## Alıntı
İlk iş hayatına atıldığımda mecburiyetten olduğu için bir seçim şansım olmamıştı. Sonrasında da değişiklik yapma cesaretim olmadı. Aradan geçen yıllar boyunca emekli oldum. Uzun bir zaman önce yaptığım işi sevmeyi bırakmıştım. Emeklilik sonrasında bir boşluk geldi. Şimdi ise ne yapmam gerektiğini ve neyi sevdiğimi anladım. Ben de yapıyorum. Mutluyum. 49 yaşındayım. Bunu hissedebilmek için gençlerin 49 yaşına kadar beklemeleri gerekmiyor.

Hayatın basit bir cevabı var mı? Hayatın bir sonucu var mı? Hayatın belli bir yaşama modeli var mı? Bu soruların cevabı benim için yok. Artık öğrendim. Biliyorum ki nefes aldığım her dakika hayat değişiyor, ben değişiyorum. Değişiyorum çünkü yaşam değişiyor. Oluşturuyorum, yaşıyorum. Kendimi ve sevgiyi keşfediyorum ve kendime bir dünya oluşturuyorum, bütünün hayrına faydalı olmaya çalışıyorum.

Bu duygu ve düşüncelerimi kendi oğluma aktarıyorum. Elimden geldiğince seçimlerinde özgür iradenin önemini ortaya koymaya gayret ediyorum.  Bu konu hakkında ara ara yazmaya devam edeceğim çünkü gerçekten önemli. Hayat yolunda korkusuzca kimseye bel bağlamadan ilerleyen gençler doğru yolu bulacaklardır. O zaman toplumun yolu da açılacaktır. Birçok şey çözümlenecektir. Oğlumun ve tüm gençlerin yolu açık olsun.

## Verilen görev A
Kayıtlarda "- stop-icon: [316, 97, 338, 119]" içeren satırdan başlayıp "- window-title: input.zip: [258, 40, 314, 59]" içeren satırda biten satırları olduğu gibi tekrarla.
Kayıtların bu yazıyla hiçbir bağlantısı yoktur.

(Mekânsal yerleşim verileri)
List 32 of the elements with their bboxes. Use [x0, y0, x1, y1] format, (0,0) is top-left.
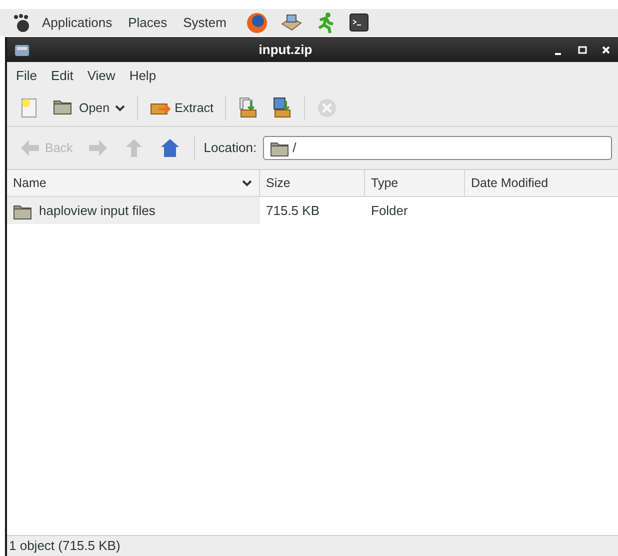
- stop-icon: [316, 97, 338, 119]
- sort-caret-icon: [241, 178, 253, 188]
- menu-item[interactable]: Help: [122, 66, 164, 86]
- status-text: 1 object (715.5 KB): [9, 537, 120, 556]
- column-header[interactable]: Date Modified: [465, 170, 618, 196]
- window-title: input.zip: [258, 40, 314, 59]
- panel-menu[interactable]: Places: [122, 12, 174, 32]
- house-icon: [158, 137, 181, 159]
- foot-icon[interactable]: [12, 12, 32, 32]
- table-cell-text: Folder: [371, 202, 408, 220]
- extract-button[interactable]: Extract: [144, 94, 218, 122]
- menu-item[interactable]: File: [9, 66, 44, 86]
- open-button[interactable]: Open: [49, 94, 130, 122]
- close-icon[interactable]: [600, 44, 612, 56]
- maximize-icon[interactable]: [576, 44, 588, 56]
- panel-menu[interactable]: Applications: [36, 12, 118, 32]
- right-arrow-icon: [86, 137, 109, 159]
- panel-menu[interactable]: System: [177, 12, 232, 32]
- column-header[interactable]: Type: [365, 170, 465, 196]
- table-cell-text: 715.5 KB: [266, 202, 320, 220]
- globe-icon[interactable]: [246, 12, 268, 34]
- location-field[interactable]: /: [262, 136, 612, 160]
- menu-item[interactable]: Edit: [44, 66, 80, 86]
- column-header[interactable]: Size: [260, 170, 365, 196]
- location-label: Location:: [204, 139, 257, 158]
- folder-box-icon: [270, 97, 292, 119]
- package-icon[interactable]: [280, 12, 302, 34]
- menu-item[interactable]: View: [80, 66, 122, 86]
- terminal-icon[interactable]: [348, 12, 370, 34]
- documents-box-icon: [236, 97, 258, 119]
- caret-icon: [114, 103, 126, 113]
- column-header[interactable]: Name: [7, 170, 260, 196]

## Verilen görev B
Emeklilik sonrası mutluluğu ve gençlerin özgür seçimini anlatan yazıyı kaldığı yerden sürdür.

## Sonuç A
- stop-icon: [316, 97, 338, 119]
- sort-caret-icon: [241, 178, 253, 188]
- menu-item[interactable]: Help: [122, 66, 164, 86]
- status-text: 1 object (715.5 KB): [9, 537, 120, 556]
- column-header[interactable]: Date Modified: [465, 170, 618, 196]
- window-title: input.zip: [258, 40, 314, 59]

## Sonuç B
Sevgiyle kalın,

Sy

13 Mayıs 2012 Pazar

Sabah kahvaltısının ardından


Güzel bir sabahtı. Gerçi benim için fazla koşturmaca oldu sabah 07.00 itibarı ile. Değdi doğrusu! Güzel bir aile kahvaltısı oldu. Herkes kendisine ne dokunuyorsa onu yemeğe çalıştı. Özel bir gün olduğu için kimse kimseye uyarıda bulunmadı. Herkes gönlünce tıkındı ve mutlu oldu…

Hep sevmişimdir kocaman kurulmuş alabildiğine uzun aile sofralarını ve masa başı sohbetlerini. Bana eski Yeşilçam filmlerindeki konakları hatırlatır. Kurulmuş sofralar ve özenle giyinmiş insanlar ve mutlu sohbetler. Sanki tarihi bir filmin karesindeydim bu sabah.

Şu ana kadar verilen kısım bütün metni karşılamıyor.